(Dataset excerpt)
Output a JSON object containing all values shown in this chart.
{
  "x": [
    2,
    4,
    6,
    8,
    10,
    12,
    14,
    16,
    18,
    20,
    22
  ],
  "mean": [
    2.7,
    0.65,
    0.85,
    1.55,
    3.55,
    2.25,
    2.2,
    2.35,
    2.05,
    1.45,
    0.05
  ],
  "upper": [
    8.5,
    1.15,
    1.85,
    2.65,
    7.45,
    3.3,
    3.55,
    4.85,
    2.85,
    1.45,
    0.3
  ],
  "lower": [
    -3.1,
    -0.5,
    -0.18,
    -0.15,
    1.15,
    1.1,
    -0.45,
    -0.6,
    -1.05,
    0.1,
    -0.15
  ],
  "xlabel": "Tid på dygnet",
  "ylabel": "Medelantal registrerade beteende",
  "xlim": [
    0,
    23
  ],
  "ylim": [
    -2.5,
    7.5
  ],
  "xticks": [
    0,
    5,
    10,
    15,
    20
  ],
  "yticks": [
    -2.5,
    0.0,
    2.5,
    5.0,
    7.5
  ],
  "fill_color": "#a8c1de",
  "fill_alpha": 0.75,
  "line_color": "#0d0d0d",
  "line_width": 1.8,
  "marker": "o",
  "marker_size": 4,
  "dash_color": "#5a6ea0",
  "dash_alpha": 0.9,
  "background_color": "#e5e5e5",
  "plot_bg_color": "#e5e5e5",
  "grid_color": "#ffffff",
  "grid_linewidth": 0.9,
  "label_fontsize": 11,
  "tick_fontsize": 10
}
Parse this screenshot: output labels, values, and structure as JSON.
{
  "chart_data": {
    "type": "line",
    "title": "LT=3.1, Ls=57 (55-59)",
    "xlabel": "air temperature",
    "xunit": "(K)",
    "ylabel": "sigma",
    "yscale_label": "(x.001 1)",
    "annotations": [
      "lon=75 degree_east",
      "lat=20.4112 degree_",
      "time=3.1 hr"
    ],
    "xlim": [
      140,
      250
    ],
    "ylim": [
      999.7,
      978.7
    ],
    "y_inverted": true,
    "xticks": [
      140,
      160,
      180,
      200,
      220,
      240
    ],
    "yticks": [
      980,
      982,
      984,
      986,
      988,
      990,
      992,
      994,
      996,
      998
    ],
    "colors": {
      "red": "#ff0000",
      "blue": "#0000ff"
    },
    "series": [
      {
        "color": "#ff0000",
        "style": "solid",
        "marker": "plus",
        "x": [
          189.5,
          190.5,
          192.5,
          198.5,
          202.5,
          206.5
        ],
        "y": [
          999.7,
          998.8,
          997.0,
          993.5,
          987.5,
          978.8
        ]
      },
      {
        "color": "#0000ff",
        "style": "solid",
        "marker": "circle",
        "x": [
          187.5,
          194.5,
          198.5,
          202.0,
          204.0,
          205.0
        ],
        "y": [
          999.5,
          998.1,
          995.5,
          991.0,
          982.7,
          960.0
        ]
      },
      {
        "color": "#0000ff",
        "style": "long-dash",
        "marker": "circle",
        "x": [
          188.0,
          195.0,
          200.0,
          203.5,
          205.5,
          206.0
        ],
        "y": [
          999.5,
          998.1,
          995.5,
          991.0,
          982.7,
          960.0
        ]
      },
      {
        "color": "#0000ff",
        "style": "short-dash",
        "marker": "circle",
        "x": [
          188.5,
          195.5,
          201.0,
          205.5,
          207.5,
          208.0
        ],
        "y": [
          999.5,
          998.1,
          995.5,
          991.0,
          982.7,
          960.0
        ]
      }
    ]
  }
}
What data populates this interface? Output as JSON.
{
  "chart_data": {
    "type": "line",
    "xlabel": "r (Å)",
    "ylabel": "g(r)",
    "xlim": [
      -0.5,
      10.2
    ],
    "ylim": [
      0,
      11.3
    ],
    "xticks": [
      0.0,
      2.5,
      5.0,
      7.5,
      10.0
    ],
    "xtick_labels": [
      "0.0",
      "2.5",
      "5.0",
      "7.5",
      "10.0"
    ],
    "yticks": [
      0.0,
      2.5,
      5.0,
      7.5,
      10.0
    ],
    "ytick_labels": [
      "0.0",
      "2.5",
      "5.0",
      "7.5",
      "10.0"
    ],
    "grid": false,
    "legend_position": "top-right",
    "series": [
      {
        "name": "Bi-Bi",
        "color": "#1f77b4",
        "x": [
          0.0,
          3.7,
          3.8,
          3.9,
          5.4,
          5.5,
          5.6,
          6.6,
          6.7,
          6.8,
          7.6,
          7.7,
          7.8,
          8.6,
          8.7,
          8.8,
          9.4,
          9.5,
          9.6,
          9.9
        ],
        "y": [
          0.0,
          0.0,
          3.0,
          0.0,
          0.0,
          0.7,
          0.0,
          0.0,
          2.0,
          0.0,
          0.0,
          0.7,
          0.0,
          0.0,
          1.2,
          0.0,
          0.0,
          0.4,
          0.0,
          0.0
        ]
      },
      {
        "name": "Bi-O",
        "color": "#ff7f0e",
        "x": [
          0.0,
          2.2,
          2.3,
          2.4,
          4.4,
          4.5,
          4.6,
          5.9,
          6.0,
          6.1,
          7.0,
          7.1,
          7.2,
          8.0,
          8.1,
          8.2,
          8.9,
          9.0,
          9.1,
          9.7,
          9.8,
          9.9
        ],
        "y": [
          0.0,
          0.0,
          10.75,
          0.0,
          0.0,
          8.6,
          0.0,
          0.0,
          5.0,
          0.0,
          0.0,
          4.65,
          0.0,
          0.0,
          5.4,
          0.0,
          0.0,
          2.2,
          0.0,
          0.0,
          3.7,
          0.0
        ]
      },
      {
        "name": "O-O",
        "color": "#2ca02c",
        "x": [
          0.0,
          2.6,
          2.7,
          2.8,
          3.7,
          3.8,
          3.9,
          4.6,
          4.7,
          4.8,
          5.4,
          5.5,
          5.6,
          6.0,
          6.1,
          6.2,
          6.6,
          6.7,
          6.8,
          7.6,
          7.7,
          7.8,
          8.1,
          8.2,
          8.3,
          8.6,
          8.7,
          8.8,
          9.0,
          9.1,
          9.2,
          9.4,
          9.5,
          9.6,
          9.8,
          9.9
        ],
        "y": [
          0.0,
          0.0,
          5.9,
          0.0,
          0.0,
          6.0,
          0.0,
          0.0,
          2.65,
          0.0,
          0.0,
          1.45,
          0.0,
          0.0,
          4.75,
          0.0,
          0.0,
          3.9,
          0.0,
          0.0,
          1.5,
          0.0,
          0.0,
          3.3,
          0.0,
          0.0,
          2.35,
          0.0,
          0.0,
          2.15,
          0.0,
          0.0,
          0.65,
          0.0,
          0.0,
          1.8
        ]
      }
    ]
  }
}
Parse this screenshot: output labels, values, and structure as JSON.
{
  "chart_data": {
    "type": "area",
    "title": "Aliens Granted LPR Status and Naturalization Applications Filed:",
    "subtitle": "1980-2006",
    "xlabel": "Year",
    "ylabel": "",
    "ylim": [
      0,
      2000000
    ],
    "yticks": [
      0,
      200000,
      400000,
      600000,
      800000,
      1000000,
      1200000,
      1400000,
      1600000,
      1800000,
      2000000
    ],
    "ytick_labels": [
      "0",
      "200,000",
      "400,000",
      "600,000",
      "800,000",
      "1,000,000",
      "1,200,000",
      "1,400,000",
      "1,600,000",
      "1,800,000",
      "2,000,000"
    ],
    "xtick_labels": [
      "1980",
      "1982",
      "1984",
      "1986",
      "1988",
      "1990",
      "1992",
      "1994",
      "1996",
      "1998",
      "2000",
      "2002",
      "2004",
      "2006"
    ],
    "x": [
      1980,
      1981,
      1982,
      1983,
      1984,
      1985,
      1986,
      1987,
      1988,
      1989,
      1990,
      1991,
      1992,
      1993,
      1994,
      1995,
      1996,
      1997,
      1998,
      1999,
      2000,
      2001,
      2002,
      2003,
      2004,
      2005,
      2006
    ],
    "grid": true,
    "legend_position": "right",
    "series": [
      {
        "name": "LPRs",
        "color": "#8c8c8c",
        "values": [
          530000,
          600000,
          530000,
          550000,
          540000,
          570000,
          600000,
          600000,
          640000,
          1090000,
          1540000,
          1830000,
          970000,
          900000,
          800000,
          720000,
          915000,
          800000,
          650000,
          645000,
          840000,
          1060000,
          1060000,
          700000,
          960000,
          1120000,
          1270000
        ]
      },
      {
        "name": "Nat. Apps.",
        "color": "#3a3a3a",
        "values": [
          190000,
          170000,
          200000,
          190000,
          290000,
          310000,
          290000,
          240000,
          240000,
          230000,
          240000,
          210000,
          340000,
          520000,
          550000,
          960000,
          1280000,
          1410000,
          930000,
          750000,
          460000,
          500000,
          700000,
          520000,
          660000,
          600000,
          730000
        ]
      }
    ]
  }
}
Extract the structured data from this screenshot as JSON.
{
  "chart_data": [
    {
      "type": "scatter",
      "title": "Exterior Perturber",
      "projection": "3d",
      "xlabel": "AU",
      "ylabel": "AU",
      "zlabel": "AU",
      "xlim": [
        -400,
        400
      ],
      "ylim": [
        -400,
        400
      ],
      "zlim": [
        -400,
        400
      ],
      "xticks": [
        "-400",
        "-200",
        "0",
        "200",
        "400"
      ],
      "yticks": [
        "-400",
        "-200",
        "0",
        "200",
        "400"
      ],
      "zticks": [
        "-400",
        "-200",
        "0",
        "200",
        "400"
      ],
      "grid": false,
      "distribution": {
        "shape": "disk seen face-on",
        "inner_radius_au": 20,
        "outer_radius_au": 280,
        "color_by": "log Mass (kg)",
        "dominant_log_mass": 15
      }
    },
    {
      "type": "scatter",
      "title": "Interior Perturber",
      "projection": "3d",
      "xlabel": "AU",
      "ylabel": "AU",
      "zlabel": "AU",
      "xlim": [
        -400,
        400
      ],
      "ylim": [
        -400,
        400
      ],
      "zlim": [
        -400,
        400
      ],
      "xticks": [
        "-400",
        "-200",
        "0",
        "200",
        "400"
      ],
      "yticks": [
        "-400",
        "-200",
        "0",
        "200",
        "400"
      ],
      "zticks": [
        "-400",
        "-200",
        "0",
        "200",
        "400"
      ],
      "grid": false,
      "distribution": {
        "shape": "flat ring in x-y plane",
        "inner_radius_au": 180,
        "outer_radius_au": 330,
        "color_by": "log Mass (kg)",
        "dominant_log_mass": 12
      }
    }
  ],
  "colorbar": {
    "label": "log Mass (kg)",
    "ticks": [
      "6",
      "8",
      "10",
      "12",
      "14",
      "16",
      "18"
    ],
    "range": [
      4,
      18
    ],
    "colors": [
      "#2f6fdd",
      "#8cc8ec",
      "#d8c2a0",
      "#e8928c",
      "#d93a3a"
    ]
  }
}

» Problem statement:
Look through the data and show every line containing "xlabel".

» Finished answer:
  "xlabel": "Tid på dygnet",
    "xlabel": "air temperature",
    "xlabel": "r (Å)",
    "xlabel": "Year",
      "xlabel": "AU",
      "xlabel": "AU",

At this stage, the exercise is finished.